[Dataset records]:
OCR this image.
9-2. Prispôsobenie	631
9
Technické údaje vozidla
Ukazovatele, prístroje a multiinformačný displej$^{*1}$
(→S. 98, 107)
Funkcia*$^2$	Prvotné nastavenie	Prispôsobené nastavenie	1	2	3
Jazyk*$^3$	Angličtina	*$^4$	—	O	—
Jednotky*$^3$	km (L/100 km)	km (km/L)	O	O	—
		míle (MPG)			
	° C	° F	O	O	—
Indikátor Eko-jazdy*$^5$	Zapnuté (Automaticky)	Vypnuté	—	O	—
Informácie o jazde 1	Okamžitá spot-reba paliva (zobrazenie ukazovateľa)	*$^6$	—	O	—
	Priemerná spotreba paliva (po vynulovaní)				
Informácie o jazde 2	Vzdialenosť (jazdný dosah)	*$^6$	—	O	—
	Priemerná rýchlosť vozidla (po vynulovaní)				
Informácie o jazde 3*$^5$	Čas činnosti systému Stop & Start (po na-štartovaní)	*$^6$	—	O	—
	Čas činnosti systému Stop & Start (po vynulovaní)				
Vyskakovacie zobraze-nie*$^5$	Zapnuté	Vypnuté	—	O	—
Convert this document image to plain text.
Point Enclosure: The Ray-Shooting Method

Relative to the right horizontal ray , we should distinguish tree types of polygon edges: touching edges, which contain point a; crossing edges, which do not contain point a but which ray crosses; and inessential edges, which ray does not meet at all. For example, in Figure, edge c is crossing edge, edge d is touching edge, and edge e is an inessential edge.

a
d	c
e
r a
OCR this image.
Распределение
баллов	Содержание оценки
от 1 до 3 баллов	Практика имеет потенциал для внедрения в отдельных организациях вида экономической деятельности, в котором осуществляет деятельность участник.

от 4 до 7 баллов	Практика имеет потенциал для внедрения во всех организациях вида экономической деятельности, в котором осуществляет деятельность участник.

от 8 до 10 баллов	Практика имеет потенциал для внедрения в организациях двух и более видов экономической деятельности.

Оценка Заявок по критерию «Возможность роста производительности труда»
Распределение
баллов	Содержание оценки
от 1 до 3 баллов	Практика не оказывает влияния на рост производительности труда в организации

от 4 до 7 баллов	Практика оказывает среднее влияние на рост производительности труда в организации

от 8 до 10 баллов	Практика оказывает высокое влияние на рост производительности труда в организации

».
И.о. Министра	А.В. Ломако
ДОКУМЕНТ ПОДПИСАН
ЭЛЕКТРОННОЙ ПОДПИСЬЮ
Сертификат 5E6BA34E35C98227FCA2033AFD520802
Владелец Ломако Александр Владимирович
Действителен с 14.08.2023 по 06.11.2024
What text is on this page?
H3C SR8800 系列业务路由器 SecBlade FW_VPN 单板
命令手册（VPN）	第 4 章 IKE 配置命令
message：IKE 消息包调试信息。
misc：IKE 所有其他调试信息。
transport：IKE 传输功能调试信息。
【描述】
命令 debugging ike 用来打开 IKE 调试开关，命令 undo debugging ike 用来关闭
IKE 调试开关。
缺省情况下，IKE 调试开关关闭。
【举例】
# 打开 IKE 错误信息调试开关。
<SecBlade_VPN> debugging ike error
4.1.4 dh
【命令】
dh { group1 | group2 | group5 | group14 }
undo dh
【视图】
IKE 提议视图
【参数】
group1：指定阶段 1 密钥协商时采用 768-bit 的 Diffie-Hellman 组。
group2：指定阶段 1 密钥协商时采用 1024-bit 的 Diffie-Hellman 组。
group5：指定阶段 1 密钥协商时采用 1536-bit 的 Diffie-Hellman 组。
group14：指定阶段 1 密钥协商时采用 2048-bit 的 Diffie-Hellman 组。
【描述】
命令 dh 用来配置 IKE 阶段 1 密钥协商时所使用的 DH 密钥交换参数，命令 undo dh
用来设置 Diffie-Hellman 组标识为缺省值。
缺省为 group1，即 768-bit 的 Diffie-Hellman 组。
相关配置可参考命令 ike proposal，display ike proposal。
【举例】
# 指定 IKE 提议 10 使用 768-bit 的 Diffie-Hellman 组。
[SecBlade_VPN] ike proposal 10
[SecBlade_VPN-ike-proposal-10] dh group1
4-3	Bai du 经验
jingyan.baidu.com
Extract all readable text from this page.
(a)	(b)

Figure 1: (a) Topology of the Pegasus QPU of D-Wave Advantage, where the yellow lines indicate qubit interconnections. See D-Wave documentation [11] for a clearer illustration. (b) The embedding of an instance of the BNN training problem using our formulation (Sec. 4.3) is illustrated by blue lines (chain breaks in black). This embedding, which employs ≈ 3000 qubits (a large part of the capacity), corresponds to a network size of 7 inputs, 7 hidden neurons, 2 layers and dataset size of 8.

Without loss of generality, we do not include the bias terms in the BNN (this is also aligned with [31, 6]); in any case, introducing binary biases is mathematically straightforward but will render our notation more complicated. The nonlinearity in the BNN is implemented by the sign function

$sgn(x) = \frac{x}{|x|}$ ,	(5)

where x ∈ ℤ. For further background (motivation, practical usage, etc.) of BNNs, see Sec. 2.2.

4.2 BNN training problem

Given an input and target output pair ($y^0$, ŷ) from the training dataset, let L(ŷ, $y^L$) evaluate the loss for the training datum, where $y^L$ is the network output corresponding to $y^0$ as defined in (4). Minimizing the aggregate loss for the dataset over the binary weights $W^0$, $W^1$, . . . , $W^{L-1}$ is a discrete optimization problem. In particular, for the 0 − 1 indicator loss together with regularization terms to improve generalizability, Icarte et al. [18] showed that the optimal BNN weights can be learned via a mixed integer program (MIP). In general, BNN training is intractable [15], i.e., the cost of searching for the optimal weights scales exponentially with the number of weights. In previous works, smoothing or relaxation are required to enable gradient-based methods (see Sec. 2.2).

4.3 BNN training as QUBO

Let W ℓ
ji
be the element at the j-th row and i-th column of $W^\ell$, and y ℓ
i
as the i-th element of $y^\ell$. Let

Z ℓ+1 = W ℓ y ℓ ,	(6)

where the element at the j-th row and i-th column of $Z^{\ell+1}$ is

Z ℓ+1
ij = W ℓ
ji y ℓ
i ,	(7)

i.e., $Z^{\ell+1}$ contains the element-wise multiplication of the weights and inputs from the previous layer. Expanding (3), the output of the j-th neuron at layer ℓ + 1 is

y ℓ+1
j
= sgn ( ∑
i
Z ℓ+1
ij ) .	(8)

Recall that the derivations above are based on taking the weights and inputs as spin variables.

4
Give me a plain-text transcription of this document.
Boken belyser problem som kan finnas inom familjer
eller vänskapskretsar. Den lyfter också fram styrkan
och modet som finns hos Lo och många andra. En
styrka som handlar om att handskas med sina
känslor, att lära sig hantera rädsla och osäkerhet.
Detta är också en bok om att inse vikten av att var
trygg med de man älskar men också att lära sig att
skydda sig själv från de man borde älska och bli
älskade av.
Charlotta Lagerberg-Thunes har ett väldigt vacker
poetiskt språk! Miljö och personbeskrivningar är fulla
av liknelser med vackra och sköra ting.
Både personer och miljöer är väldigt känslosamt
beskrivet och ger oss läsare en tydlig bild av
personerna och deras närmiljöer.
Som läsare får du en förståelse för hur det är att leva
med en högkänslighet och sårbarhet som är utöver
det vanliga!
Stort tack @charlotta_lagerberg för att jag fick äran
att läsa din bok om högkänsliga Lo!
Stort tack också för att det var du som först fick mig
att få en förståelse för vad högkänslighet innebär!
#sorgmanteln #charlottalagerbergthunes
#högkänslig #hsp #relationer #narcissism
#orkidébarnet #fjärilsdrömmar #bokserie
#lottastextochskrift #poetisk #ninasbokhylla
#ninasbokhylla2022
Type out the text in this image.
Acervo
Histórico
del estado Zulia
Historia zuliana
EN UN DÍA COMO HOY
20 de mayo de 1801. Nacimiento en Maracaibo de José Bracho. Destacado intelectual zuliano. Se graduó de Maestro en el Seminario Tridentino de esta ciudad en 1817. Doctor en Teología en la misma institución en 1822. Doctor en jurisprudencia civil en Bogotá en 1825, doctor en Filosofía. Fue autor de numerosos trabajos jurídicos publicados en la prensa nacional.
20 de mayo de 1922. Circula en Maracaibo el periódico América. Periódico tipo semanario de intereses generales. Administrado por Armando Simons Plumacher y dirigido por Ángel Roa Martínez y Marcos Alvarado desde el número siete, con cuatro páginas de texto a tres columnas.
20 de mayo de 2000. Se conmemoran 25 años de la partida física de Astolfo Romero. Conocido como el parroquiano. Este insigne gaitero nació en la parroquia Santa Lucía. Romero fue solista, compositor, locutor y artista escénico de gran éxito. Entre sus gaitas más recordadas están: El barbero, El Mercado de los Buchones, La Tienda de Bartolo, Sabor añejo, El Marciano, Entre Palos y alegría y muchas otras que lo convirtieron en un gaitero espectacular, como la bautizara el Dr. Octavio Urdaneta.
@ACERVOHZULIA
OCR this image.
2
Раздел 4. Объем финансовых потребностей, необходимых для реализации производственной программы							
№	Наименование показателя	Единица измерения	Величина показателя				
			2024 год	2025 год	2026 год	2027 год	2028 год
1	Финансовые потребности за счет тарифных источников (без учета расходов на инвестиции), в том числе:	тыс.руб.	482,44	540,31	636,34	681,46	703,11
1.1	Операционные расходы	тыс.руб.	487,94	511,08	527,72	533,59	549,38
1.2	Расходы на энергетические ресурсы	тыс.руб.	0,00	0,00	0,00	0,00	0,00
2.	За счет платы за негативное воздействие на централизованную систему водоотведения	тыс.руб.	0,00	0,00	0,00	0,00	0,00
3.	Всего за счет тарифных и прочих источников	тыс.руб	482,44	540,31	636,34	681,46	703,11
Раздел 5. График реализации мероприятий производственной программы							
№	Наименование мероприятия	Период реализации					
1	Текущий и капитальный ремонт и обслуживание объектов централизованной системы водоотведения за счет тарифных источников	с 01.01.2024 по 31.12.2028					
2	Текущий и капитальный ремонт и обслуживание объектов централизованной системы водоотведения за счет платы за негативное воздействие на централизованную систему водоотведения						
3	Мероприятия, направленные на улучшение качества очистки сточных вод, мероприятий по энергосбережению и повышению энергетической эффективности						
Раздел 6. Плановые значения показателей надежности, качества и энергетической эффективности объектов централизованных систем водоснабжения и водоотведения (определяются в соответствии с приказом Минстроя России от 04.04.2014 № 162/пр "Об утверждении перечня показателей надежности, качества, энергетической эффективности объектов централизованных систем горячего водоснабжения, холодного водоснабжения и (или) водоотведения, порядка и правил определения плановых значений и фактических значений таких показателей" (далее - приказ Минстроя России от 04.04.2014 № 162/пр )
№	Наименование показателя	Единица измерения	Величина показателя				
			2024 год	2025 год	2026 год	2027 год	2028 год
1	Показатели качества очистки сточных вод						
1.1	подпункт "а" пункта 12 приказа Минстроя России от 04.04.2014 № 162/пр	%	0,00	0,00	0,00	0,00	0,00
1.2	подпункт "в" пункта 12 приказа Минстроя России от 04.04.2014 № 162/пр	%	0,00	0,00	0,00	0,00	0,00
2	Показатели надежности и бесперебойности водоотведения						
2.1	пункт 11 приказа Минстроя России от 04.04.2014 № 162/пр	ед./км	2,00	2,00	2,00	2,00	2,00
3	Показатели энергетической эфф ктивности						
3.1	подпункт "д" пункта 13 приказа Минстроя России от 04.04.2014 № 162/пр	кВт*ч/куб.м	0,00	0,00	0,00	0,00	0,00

[EXERCISE GOAL]: How many lines in the listing above contain "plain"? Answer with the number alone.

[WORKED ANSWER]: 2